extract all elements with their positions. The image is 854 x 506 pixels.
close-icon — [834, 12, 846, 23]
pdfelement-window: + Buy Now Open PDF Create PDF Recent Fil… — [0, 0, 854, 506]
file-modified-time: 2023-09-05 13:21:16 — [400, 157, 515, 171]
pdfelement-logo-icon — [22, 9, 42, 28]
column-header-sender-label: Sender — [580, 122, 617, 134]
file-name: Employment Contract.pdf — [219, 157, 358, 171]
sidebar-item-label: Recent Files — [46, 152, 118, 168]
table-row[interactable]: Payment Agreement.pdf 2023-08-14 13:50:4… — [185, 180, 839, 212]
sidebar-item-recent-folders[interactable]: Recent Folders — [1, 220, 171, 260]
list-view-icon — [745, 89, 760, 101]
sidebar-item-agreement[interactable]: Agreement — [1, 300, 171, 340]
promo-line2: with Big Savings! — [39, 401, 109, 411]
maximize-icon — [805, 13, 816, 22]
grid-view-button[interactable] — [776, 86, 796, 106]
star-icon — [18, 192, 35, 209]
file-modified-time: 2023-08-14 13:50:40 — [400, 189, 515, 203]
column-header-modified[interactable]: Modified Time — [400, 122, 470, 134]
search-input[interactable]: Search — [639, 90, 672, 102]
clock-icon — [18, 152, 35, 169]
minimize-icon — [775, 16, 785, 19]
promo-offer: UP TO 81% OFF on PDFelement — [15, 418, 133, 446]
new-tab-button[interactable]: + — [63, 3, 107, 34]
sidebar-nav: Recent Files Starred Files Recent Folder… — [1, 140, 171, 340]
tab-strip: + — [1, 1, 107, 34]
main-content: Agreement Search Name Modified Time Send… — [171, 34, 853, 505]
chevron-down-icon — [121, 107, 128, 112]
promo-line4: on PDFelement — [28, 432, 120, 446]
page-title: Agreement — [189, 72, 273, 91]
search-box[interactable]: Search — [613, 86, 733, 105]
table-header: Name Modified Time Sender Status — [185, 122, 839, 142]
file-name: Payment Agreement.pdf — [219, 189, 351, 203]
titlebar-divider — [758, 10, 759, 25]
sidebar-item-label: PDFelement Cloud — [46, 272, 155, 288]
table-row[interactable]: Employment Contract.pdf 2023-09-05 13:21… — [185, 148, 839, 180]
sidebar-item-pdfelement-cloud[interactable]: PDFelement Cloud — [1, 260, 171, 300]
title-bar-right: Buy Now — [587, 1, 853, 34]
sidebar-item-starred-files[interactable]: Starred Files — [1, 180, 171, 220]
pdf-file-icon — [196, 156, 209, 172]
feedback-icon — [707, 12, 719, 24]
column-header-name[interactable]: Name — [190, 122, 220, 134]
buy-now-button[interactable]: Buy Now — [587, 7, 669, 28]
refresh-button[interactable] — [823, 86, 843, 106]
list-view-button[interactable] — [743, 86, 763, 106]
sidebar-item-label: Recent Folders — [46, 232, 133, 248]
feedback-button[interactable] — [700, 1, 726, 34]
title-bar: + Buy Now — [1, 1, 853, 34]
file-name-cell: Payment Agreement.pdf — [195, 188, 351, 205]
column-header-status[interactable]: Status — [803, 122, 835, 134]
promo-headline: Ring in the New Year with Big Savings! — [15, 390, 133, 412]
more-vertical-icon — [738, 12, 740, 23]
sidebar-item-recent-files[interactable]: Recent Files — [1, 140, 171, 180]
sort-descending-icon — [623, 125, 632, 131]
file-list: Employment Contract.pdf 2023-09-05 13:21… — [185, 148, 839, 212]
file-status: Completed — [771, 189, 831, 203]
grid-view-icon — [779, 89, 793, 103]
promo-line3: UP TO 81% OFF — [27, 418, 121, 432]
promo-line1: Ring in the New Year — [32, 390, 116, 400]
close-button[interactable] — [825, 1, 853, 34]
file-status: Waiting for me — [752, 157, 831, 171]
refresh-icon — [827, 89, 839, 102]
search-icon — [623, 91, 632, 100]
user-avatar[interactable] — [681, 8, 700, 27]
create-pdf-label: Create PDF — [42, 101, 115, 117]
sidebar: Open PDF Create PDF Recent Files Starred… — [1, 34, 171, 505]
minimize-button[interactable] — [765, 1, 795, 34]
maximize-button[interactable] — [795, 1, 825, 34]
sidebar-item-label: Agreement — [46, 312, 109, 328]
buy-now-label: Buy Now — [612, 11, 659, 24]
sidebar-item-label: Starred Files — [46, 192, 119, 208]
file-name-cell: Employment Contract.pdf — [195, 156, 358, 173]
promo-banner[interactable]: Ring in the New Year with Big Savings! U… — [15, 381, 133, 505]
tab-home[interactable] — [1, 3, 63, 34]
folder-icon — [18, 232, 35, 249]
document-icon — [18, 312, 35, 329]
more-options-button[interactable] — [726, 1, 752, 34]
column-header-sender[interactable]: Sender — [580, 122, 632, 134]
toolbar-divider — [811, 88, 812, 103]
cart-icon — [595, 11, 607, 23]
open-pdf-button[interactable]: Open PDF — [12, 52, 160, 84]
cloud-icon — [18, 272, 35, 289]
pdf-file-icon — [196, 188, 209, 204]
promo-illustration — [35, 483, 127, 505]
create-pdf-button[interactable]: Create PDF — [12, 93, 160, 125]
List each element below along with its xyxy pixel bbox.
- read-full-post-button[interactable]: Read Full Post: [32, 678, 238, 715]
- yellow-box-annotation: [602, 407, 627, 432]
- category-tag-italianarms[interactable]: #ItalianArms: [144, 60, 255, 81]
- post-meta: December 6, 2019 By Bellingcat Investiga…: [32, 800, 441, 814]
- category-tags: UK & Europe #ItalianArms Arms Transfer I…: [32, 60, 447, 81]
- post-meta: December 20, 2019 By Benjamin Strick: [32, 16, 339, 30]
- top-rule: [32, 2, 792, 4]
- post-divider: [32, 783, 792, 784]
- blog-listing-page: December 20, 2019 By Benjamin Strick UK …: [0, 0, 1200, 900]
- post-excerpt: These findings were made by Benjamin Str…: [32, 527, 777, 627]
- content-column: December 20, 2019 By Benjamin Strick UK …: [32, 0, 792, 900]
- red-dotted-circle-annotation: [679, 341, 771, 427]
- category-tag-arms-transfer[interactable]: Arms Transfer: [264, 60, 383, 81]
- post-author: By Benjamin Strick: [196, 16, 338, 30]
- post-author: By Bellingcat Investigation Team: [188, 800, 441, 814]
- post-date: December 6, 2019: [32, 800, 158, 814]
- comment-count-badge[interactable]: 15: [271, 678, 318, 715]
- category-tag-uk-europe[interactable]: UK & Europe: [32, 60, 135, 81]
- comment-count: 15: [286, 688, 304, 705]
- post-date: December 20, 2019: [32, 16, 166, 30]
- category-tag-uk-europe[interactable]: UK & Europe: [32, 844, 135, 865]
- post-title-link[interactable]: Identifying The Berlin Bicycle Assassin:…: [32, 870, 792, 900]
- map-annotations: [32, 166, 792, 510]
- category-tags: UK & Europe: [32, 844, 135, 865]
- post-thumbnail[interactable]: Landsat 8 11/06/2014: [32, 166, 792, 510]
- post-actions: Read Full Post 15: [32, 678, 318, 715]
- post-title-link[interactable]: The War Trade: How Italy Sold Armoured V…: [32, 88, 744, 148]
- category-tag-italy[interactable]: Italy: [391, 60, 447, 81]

Short exercise: Copy all of the rows above word for word, keeping their order and every number unchanged.

Solution for this task:
extract all elements with their positions. The image is 854 x 506 pixels.
close-icon — [834, 12, 846, 23]
pdfelement-window: + Buy Now Open PDF Create PDF Recent Fil… — [0, 0, 854, 506]
file-modified-time: 2023-09-05 13:21:16 — [400, 157, 515, 171]
pdfelement-logo-icon — [22, 9, 42, 28]
column-header-sender-label: Sender — [580, 122, 617, 134]
file-name: Employment Contract.pdf — [219, 157, 358, 171]
sidebar-item-label: Recent Files — [46, 152, 118, 168]
table-row[interactable]: Payment Agreement.pdf 2023-08-14 13:50:4… — [185, 180, 839, 212]
sidebar-item-recent-folders[interactable]: Recent Folders — [1, 220, 171, 260]
list-view-icon — [745, 89, 760, 101]
sidebar-item-agreement[interactable]: Agreement — [1, 300, 171, 340]
promo-line2: with Big Savings! — [39, 401, 109, 411]
maximize-icon — [805, 13, 816, 22]
grid-view-button[interactable] — [776, 86, 796, 106]
star-icon — [18, 192, 35, 209]
file-modified-time: 2023-08-14 13:50:40 — [400, 189, 515, 203]
column-header-modified[interactable]: Modified Time — [400, 122, 470, 134]
search-input[interactable]: Search — [639, 90, 672, 102]
clock-icon — [18, 152, 35, 169]
minimize-icon — [775, 16, 785, 19]
promo-offer: UP TO 81% OFF on PDFelement — [15, 418, 133, 446]
new-tab-button[interactable]: + — [63, 3, 107, 34]
sidebar-nav: Recent Files Starred Files Recent Folder… — [1, 140, 171, 340]
tab-strip: + — [1, 1, 107, 34]
main-content: Agreement Search Name Modified Time Send… — [171, 34, 853, 505]
chevron-down-icon — [121, 107, 128, 112]
promo-line4: on PDFelement — [28, 432, 120, 446]
page-title: Agreement — [189, 72, 273, 91]
search-box[interactable]: Search — [613, 86, 733, 105]
table-header: Name Modified Time Sender Status — [185, 122, 839, 142]
file-name: Payment Agreement.pdf — [219, 189, 351, 203]
titlebar-divider — [758, 10, 759, 25]
sidebar-item-label: PDFelement Cloud — [46, 272, 155, 288]
table-row[interactable]: Employment Contract.pdf 2023-09-05 13:21… — [185, 148, 839, 180]
sidebar-item-pdfelement-cloud[interactable]: PDFelement Cloud — [1, 260, 171, 300]
title-bar-right: Buy Now — [587, 1, 853, 34]
sidebar-item-starred-files[interactable]: Starred Files — [1, 180, 171, 220]
pdf-file-icon — [196, 156, 209, 172]
feedback-icon — [707, 12, 719, 24]
column-header-name[interactable]: Name — [190, 122, 220, 134]
buy-now-button[interactable]: Buy Now — [587, 7, 669, 28]
refresh-button[interactable] — [823, 86, 843, 106]
list-view-button[interactable] — [743, 86, 763, 106]
sidebar-item-label: Recent Folders — [46, 232, 133, 248]
feedback-button[interactable] — [700, 1, 726, 34]
title-bar: + Buy Now — [1, 1, 853, 34]
file-name-cell: Payment Agreement.pdf — [195, 188, 351, 205]
column-header-status[interactable]: Status — [803, 122, 835, 134]
promo-headline: Ring in the New Year with Big Savings! — [15, 390, 133, 412]
more-vertical-icon — [738, 12, 740, 23]
sidebar-item-recent-files[interactable]: Recent Files — [1, 140, 171, 180]
sort-descending-icon — [623, 125, 632, 131]
file-list: Employment Contract.pdf 2023-09-05 13:21… — [185, 148, 839, 212]
file-status: Completed — [771, 189, 831, 203]
grid-view-icon — [779, 89, 793, 103]
promo-line3: UP TO 81% OFF — [27, 418, 121, 432]
promo-line1: Ring in the New Year — [32, 390, 116, 400]
close-button[interactable] — [825, 1, 853, 34]
file-status: Waiting for me — [752, 157, 831, 171]
refresh-icon — [827, 89, 839, 102]
search-icon — [623, 91, 632, 100]
user-avatar[interactable] — [681, 8, 700, 27]
create-pdf-label: Create PDF — [42, 101, 115, 117]
sidebar: Open PDF Create PDF Recent Files Starred… — [1, 34, 171, 505]
minimize-button[interactable] — [765, 1, 795, 34]
maximize-button[interactable] — [795, 1, 825, 34]
sidebar-item-label: Agreement — [46, 312, 109, 328]
buy-now-label: Buy Now — [612, 11, 659, 24]
sidebar-item-label: Starred Files — [46, 192, 119, 208]
file-name-cell: Employment Contract.pdf — [195, 156, 358, 173]
promo-banner[interactable]: Ring in the New Year with Big Savings! U… — [15, 381, 133, 505]
tab-home[interactable] — [1, 3, 63, 34]
folder-icon — [18, 232, 35, 249]
document-icon — [18, 312, 35, 329]
more-options-button[interactable] — [726, 1, 752, 34]
column-header-sender[interactable]: Sender — [580, 122, 632, 134]
toolbar-divider — [811, 88, 812, 103]
cart-icon — [595, 11, 607, 23]
open-pdf-button[interactable]: Open PDF — [12, 52, 160, 84]
cloud-icon — [18, 272, 35, 289]
pdf-file-icon — [196, 188, 209, 204]
promo-illustration — [35, 483, 127, 505]
create-pdf-button[interactable]: Create PDF — [12, 93, 160, 125]
List each element below along with its xyxy pixel bbox.
- read-full-post-button[interactable]: Read Full Post: [32, 678, 238, 715]
- yellow-box-annotation: [602, 407, 627, 432]
- category-tag-italianarms[interactable]: #ItalianArms: [144, 60, 255, 81]
- post-meta: December 6, 2019 By Bellingcat Investiga…: [32, 800, 441, 814]
- category-tags: UK & Europe #ItalianArms Arms Transfer I…: [32, 60, 447, 81]
- post-meta: December 20, 2019 By Benjamin Strick: [32, 16, 339, 30]
- top-rule: [32, 2, 792, 4]
- post-divider: [32, 783, 792, 784]
- blog-listing-page: December 20, 2019 By Benjamin Strick UK …: [0, 0, 1200, 900]
- post-excerpt: These findings were made by Benjamin Str…: [32, 527, 777, 627]
- content-column: December 20, 2019 By Benjamin Strick UK …: [32, 0, 792, 900]
- red-dotted-circle-annotation: [679, 341, 771, 427]
- category-tag-arms-transfer[interactable]: Arms Transfer: [264, 60, 383, 81]
- post-author: By Benjamin Strick: [196, 16, 338, 30]
- post-author: By Bellingcat Investigation Team: [188, 800, 441, 814]
- post-date: December 6, 2019: [32, 800, 158, 814]
- comment-count-badge[interactable]: 15: [271, 678, 318, 715]
- category-tag-uk-europe[interactable]: UK & Europe: [32, 60, 135, 81]
- comment-count: 15: [286, 688, 304, 705]
- post-date: December 20, 2019: [32, 16, 166, 30]
- category-tag-uk-europe[interactable]: UK & Europe: [32, 844, 135, 865]
- post-title-link[interactable]: Identifying The Berlin Bicycle Assassin:…: [32, 870, 792, 900]
- map-annotations: [32, 166, 792, 510]
- category-tags: UK & Europe: [32, 844, 135, 865]
- post-thumbnail[interactable]: Landsat 8 11/06/2014: [32, 166, 792, 510]
- post-actions: Read Full Post 15: [32, 678, 318, 715]
- post-title-link[interactable]: The War Trade: How Italy Sold Armoured V…: [32, 88, 744, 148]
- category-tag-italy[interactable]: Italy: [391, 60, 447, 81]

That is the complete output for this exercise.